▸ **WHAT NEEDS TO BE DONE**: How many lines in these records hold the string "Floor"? State only that number.

▸ **ENTRIES SHOWN**:
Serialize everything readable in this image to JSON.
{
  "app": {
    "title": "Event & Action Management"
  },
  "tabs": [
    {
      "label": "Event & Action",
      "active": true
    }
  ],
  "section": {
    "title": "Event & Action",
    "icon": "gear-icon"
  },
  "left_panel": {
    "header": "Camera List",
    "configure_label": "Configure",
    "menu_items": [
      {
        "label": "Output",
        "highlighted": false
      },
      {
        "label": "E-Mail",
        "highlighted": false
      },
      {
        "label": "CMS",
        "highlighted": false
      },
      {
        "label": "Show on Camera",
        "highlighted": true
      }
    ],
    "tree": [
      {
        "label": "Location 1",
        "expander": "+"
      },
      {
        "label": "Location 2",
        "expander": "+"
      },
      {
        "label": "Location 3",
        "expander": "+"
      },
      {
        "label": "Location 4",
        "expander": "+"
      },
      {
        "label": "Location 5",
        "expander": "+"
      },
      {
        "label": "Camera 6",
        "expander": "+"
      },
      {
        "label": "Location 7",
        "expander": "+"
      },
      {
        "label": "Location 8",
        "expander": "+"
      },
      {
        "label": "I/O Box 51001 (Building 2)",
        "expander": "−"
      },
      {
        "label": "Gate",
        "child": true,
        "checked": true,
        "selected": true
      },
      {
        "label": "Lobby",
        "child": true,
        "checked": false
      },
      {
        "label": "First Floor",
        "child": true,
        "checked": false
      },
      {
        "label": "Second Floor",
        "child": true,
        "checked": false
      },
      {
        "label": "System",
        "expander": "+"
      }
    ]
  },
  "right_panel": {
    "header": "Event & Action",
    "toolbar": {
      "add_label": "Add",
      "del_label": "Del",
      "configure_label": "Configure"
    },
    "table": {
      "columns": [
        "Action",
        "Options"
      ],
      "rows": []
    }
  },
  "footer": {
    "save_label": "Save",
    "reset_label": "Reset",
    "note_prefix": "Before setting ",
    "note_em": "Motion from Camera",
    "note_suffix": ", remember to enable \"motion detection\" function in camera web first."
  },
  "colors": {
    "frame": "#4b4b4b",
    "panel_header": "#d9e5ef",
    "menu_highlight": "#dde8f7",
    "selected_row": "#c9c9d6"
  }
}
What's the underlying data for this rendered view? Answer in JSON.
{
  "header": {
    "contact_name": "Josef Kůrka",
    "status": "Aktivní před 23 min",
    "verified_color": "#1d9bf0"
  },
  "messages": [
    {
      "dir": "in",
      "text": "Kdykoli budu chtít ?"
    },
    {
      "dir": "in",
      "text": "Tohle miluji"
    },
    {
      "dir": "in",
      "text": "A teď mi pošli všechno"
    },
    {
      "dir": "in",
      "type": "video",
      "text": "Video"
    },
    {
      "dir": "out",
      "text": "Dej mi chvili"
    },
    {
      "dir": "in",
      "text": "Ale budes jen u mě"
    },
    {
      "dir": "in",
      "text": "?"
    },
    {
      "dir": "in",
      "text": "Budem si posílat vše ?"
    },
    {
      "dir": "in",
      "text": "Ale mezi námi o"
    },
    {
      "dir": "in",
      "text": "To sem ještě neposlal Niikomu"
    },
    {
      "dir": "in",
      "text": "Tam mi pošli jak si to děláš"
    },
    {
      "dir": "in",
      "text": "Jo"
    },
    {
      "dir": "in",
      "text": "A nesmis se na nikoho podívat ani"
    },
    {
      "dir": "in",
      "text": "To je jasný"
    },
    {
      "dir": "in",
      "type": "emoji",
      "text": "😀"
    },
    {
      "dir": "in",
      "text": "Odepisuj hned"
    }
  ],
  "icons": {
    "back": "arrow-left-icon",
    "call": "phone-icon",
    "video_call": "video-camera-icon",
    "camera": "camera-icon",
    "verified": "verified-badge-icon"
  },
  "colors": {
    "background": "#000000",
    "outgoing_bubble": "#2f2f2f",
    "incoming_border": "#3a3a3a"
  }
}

▸ **THE RESULT**: 2